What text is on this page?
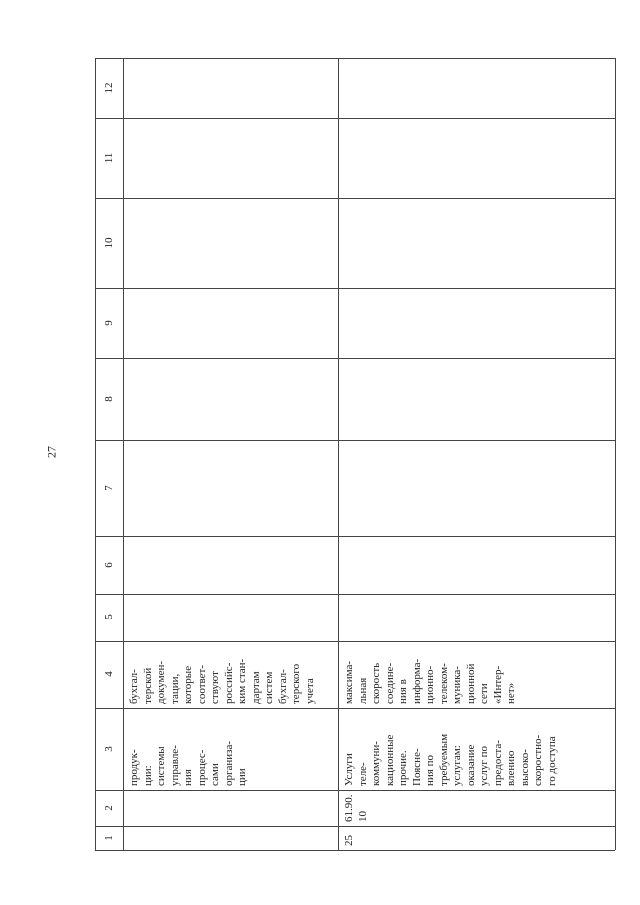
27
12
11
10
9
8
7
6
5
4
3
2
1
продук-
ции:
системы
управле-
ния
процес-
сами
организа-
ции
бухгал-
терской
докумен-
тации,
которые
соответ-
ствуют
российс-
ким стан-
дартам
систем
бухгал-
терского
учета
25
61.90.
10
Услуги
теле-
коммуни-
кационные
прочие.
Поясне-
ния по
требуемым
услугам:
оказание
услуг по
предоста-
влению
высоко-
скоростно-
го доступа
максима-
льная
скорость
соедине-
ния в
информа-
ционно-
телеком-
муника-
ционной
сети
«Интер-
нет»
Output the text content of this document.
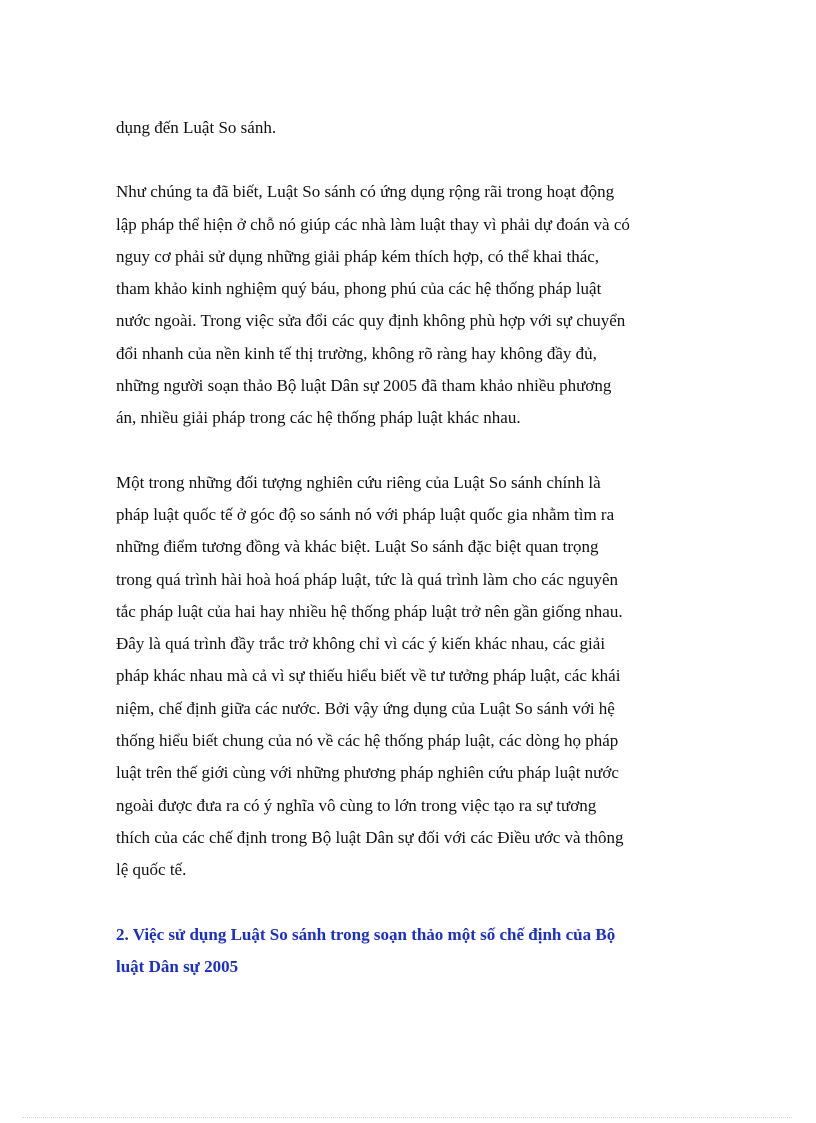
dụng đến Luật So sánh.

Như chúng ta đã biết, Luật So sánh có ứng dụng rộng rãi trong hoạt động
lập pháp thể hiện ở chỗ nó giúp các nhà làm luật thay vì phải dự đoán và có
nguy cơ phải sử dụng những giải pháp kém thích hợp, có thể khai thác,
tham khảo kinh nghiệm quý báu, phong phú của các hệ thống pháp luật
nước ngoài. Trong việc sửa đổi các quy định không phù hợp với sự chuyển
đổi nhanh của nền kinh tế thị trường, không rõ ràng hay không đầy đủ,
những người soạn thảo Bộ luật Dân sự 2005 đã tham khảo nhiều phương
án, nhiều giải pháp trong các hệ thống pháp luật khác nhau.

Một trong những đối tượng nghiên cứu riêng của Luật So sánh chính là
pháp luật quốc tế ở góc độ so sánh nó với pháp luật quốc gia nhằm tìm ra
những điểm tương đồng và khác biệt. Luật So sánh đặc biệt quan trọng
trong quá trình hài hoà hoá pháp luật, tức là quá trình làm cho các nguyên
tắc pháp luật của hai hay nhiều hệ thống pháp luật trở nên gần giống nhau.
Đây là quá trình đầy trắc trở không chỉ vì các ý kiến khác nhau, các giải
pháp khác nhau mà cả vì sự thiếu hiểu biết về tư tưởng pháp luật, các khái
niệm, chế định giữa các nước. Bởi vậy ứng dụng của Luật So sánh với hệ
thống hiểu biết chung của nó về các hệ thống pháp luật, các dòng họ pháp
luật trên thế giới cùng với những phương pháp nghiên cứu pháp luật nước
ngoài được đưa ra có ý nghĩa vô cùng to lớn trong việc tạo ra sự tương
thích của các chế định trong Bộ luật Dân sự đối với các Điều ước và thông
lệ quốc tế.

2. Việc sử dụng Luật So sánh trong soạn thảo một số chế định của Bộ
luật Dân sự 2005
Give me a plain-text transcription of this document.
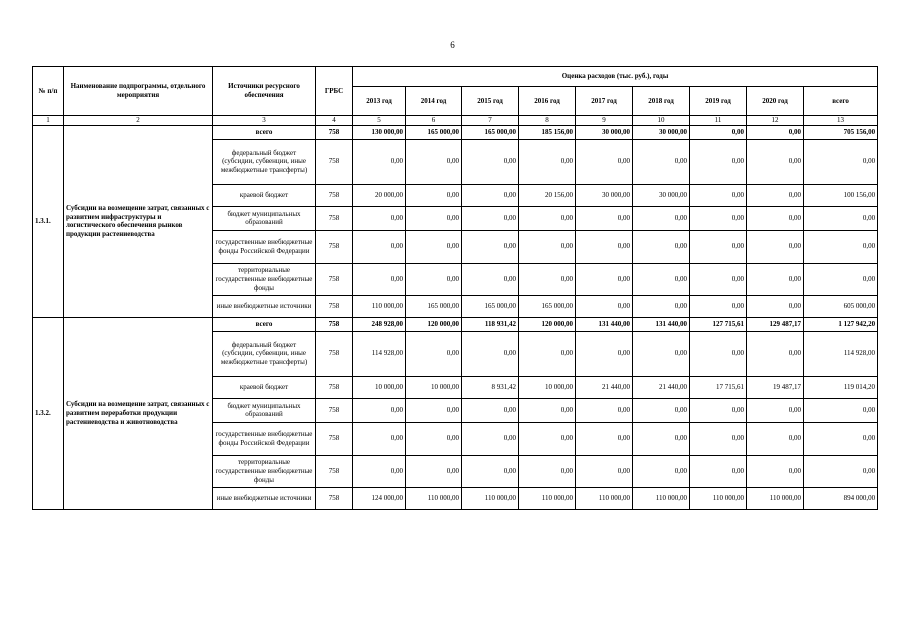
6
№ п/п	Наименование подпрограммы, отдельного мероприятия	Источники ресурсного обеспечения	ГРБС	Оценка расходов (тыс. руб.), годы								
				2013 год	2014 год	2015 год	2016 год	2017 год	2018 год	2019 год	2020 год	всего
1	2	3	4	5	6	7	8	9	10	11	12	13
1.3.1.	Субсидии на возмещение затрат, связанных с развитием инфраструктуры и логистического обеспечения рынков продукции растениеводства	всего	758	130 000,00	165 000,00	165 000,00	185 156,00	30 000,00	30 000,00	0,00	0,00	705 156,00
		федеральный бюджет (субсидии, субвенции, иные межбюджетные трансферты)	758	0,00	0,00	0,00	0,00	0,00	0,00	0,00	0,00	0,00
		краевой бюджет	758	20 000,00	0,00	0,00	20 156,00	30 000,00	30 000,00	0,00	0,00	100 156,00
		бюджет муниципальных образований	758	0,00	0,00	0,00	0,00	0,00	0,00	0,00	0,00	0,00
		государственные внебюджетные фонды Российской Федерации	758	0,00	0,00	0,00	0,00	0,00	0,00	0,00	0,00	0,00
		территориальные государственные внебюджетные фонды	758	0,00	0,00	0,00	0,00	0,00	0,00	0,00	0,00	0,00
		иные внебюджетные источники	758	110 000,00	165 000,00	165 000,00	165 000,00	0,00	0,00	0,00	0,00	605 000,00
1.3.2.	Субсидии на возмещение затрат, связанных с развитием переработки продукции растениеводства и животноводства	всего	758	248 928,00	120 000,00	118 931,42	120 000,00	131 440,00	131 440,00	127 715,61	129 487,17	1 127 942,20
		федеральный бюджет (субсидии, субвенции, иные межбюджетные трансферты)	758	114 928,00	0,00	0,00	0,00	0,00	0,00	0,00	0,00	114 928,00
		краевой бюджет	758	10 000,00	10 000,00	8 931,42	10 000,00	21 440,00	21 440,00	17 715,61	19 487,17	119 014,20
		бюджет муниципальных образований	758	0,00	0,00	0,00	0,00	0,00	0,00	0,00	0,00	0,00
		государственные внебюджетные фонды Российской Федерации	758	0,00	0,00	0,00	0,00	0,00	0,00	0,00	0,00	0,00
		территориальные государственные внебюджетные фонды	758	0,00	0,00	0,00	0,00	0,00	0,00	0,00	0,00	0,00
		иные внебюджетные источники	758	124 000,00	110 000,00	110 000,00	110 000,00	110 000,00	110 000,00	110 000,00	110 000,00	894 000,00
········
BRIEF -
Give back each entry exactly as it appears, with no pictures.

RESPONSE TO THE TASK -
What text is on this page?
27
12
11
10
9
8
7
6
5
4
3
2
1
продук-
ции:
системы
управле-
ния
процес-
сами
организа-
ции
бухгал-
терской
докумен-
тации,
которые
соответ-
ствуют
российс-
ким стан-
дартам
систем
бухгал-
терского
учета
25
61.90.
10
Услуги
теле-
коммуни-
кационные
прочие.
Поясне-
ния по
требуемым
услугам:
оказание
услуг по
предоста-
влению
высоко-
скоростно-
го доступа
максима-
льная
скорость
соедине-
ния в
информа-
ционно-
телеком-
муника-
ционной
сети
«Интер-
нет»
Output the text content of this document.
dụng đến Luật So sánh.

Như chúng ta đã biết, Luật So sánh có ứng dụng rộng rãi trong hoạt động
lập pháp thể hiện ở chỗ nó giúp các nhà làm luật thay vì phải dự đoán và có
nguy cơ phải sử dụng những giải pháp kém thích hợp, có thể khai thác,
tham khảo kinh nghiệm quý báu, phong phú của các hệ thống pháp luật
nước ngoài. Trong việc sửa đổi các quy định không phù hợp với sự chuyển
đổi nhanh của nền kinh tế thị trường, không rõ ràng hay không đầy đủ,
những người soạn thảo Bộ luật Dân sự 2005 đã tham khảo nhiều phương
án, nhiều giải pháp trong các hệ thống pháp luật khác nhau.

Một trong những đối tượng nghiên cứu riêng của Luật So sánh chính là
pháp luật quốc tế ở góc độ so sánh nó với pháp luật quốc gia nhằm tìm ra
những điểm tương đồng và khác biệt. Luật So sánh đặc biệt quan trọng
trong quá trình hài hoà hoá pháp luật, tức là quá trình làm cho các nguyên
tắc pháp luật của hai hay nhiều hệ thống pháp luật trở nên gần giống nhau.
Đây là quá trình đầy trắc trở không chỉ vì các ý kiến khác nhau, các giải
pháp khác nhau mà cả vì sự thiếu hiểu biết về tư tưởng pháp luật, các khái
niệm, chế định giữa các nước. Bởi vậy ứng dụng của Luật So sánh với hệ
thống hiểu biết chung của nó về các hệ thống pháp luật, các dòng họ pháp
luật trên thế giới cùng với những phương pháp nghiên cứu pháp luật nước
ngoài được đưa ra có ý nghĩa vô cùng to lớn trong việc tạo ra sự tương
thích của các chế định trong Bộ luật Dân sự đối với các Điều ước và thông
lệ quốc tế.

2. Việc sử dụng Luật So sánh trong soạn thảo một số chế định của Bộ
luật Dân sự 2005
Give me a plain-text transcription of this document.
6
№ п/п	Наименование подпрограммы, отдельного мероприятия	Источники ресурсного обеспечения	ГРБС	Оценка расходов (тыс. руб.), годы								
				2013 год	2014 год	2015 год	2016 год	2017 год	2018 год	2019 год	2020 год	всего
1	2	3	4	5	6	7	8	9	10	11	12	13
1.3.1.	Субсидии на возмещение затрат, связанных с развитием инфраструктуры и логистического обеспечения рынков продукции растениеводства	всего	758	130 000,00	165 000,00	165 000,00	185 156,00	30 000,00	30 000,00	0,00	0,00	705 156,00
		федеральный бюджет (субсидии, субвенции, иные межбюджетные трансферты)	758	0,00	0,00	0,00	0,00	0,00	0,00	0,00	0,00	0,00
		краевой бюджет	758	20 000,00	0,00	0,00	20 156,00	30 000,00	30 000,00	0,00	0,00	100 156,00
		бюджет муниципальных образований	758	0,00	0,00	0,00	0,00	0,00	0,00	0,00	0,00	0,00
		государственные внебюджетные фонды Российской Федерации	758	0,00	0,00	0,00	0,00	0,00	0,00	0,00	0,00	0,00
		территориальные государственные внебюджетные фонды	758	0,00	0,00	0,00	0,00	0,00	0,00	0,00	0,00	0,00
		иные внебюджетные источники	758	110 000,00	165 000,00	165 000,00	165 000,00	0,00	0,00	0,00	0,00	605 000,00
1.3.2.	Субсидии на возмещение затрат, связанных с развитием переработки продукции растениеводства и животноводства	всего	758	248 928,00	120 000,00	118 931,42	120 000,00	131 440,00	131 440,00	127 715,61	129 487,17	1 127 942,20
		федеральный бюджет (субсидии, субвенции, иные межбюджетные трансферты)	758	114 928,00	0,00	0,00	0,00	0,00	0,00	0,00	0,00	114 928,00
		краевой бюджет	758	10 000,00	10 000,00	8 931,42	10 000,00	21 440,00	21 440,00	17 715,61	19 487,17	119 014,20
		бюджет муниципальных образований	758	0,00	0,00	0,00	0,00	0,00	0,00	0,00	0,00	0,00
		государственные внебюджетные фонды Российской Федерации	758	0,00	0,00	0,00	0,00	0,00	0,00	0,00	0,00	0,00
		территориальные государственные внебюджетные фонды	758	0,00	0,00	0,00	0,00	0,00	0,00	0,00	0,00	0,00
		иные внебюджетные источники	758	124 000,00	110 000,00	110 000,00	110 000,00	110 000,00	110 000,00	110 000,00	110 000,00	894 000,00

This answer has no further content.